** GIVEN PROBLEM **
Write out the records that appear below, verbatim and complete, but without pictures.

Collected data entries:
· · · · ·

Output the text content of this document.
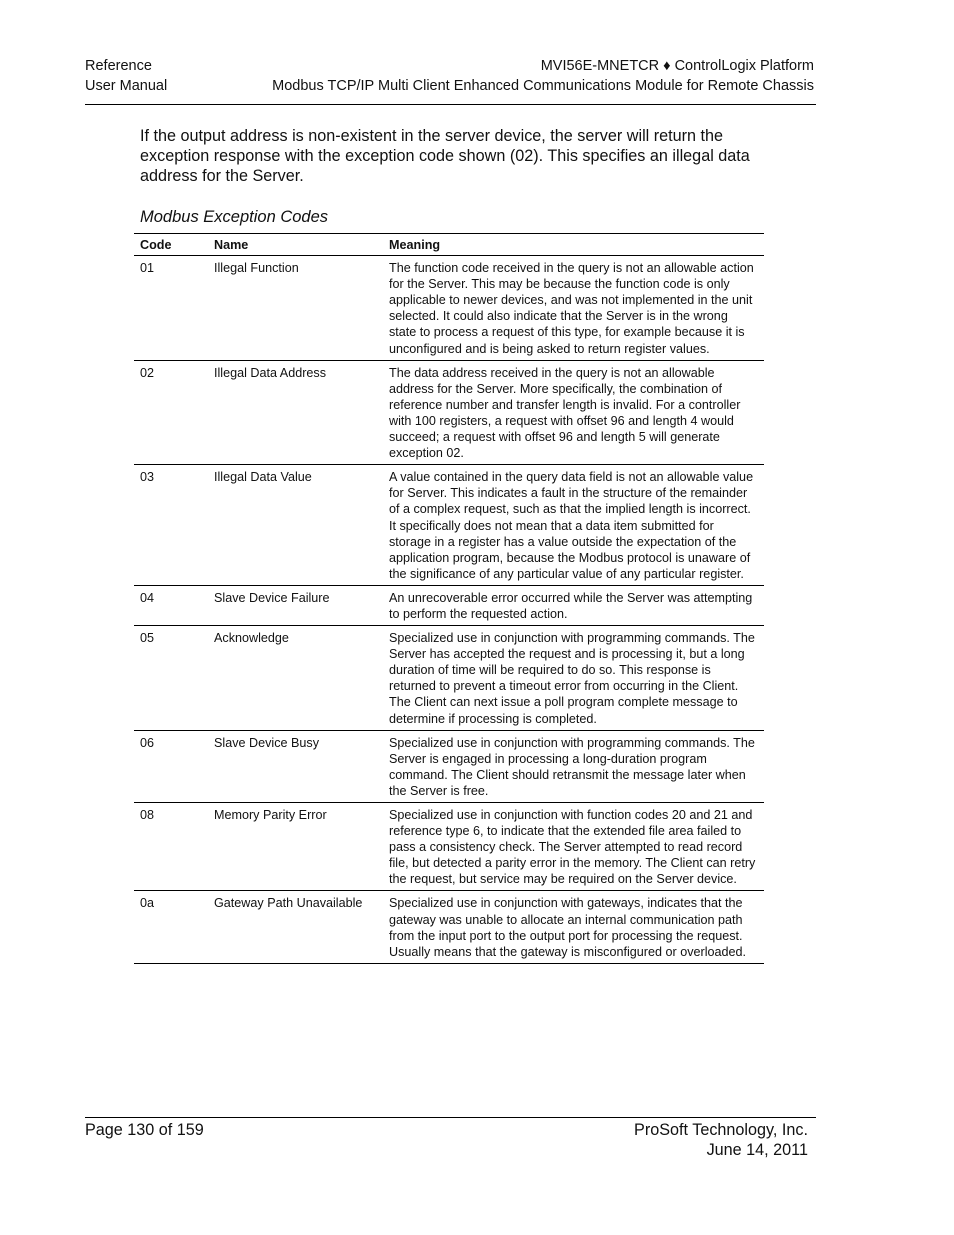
Reference
User Manual
MVI56E-MNETCR ♦ ControlLogix Platform
Modbus TCP/IP Multi Client Enhanced Communications Module for Remote Chassis
If the output address is non-existent in the server device, the server will return the exception response with the exception code shown (02). This specifies an illegal data address for the Server.
Modbus Exception Codes
Code	Name	Meaning
01	Illegal Function	The function code received in the query is not an allowable action for the Server. This may be because the function code is only applicable to newer devices, and was not implemented in the unit selected. It could also indicate that the Server is in the wrong state to process a request of this type, for example because it is unconfigured and is being asked to return register values.
02	Illegal Data Address	The data address received in the query is not an allowable address for the Server. More specifically, the combination of reference number and transfer length is invalid. For a controller with 100 registers, a request with offset 96 and length 4 would succeed; a request with offset 96 and length 5 will generate exception 02.
03	Illegal Data Value	A value contained in the query data field is not an allowable value for Server. This indicates a fault in the structure of the remainder of a complex request, such as that the implied length is incorrect. It specifically does not mean that a data item submitted for storage in a register has a value outside the expectation of the application program, because the Modbus protocol is unaware of the significance of any particular value of any particular register.
04	Slave Device Failure	An unrecoverable error occurred while the Server was attempting to perform the requested action.
05	Acknowledge	Specialized use in conjunction with programming commands. The Server has accepted the request and is processing it, but a long duration of time will be required to do so. This response is returned to prevent a timeout error from occurring in the Client. The Client can next issue a poll program complete message to determine if processing is completed.
06	Slave Device Busy	Specialized use in conjunction with programming commands. The Server is engaged in processing a long-duration program command. The Client should retransmit the message later when the Server is free.
08	Memory Parity Error	Specialized use in conjunction with function codes 20 and 21 and reference type 6, to indicate that the extended file area failed to pass a consistency check. The Server attempted to read record file, but detected a parity error in the memory. The Client can retry the request, but service may be required on the Server device.
0a	Gateway Path Unavailable	Specialized use in conjunction with gateways, indicates that the gateway was unable to allocate an internal communication path from the input port to the output port for processing the request. Usually means that the gateway is misconfigured or overloaded.
Page 130 of 159	ProSoft Technology, Inc.
June 14, 2011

· · · · ·

** ANSWER TO THIS TASK **
Output the text content of this document.
Reference
User Manual
MVI56E-MNETCR ♦ ControlLogix Platform
Modbus TCP/IP Multi Client Enhanced Communications Module for Remote Chassis
If the output address is non-existent in the server device, the server will return the exception response with the exception code shown (02). This specifies an illegal data address for the Server.
Modbus Exception Codes
Code	Name	Meaning
01	Illegal Function	The function code received in the query is not an allowable action for the Server. This may be because the function code is only applicable to newer devices, and was not implemented in the unit selected. It could also indicate that the Server is in the wrong state to process a request of this type, for example because it is unconfigured and is being asked to return register values.
02	Illegal Data Address	The data address received in the query is not an allowable address for the Server. More specifically, the combination of reference number and transfer length is invalid. For a controller with 100 registers, a request with offset 96 and length 4 would succeed; a request with offset 96 and length 5 will generate exception 02.
03	Illegal Data Value	A value contained in the query data field is not an allowable value for Server. This indicates a fault in the structure of the remainder of a complex request, such as that the implied length is incorrect. It specifically does not mean that a data item submitted for storage in a register has a value outside the expectation of the application program, because the Modbus protocol is unaware of the significance of any particular value of any particular register.
04	Slave Device Failure	An unrecoverable error occurred while the Server was attempting to perform the requested action.
05	Acknowledge	Specialized use in conjunction with programming commands. The Server has accepted the request and is processing it, but a long duration of time will be required to do so. This response is returned to prevent a timeout error from occurring in the Client. The Client can next issue a poll program complete message to determine if processing is completed.
06	Slave Device Busy	Specialized use in conjunction with programming commands. The Server is engaged in processing a long-duration program command. The Client should retransmit the message later when the Server is free.
08	Memory Parity Error	Specialized use in conjunction with function codes 20 and 21 and reference type 6, to indicate that the extended file area failed to pass a consistency check. The Server attempted to read record file, but detected a parity error in the memory. The Client can retry the request, but service may be required on the Server device.
0a	Gateway Path Unavailable	Specialized use in conjunction with gateways, indicates that the gateway was unable to allocate an internal communication path from the input port to the output port for processing the request. Usually means that the gateway is misconfigured or overloaded.
Page 130 of 159	ProSoft Technology, Inc.
June 14, 2011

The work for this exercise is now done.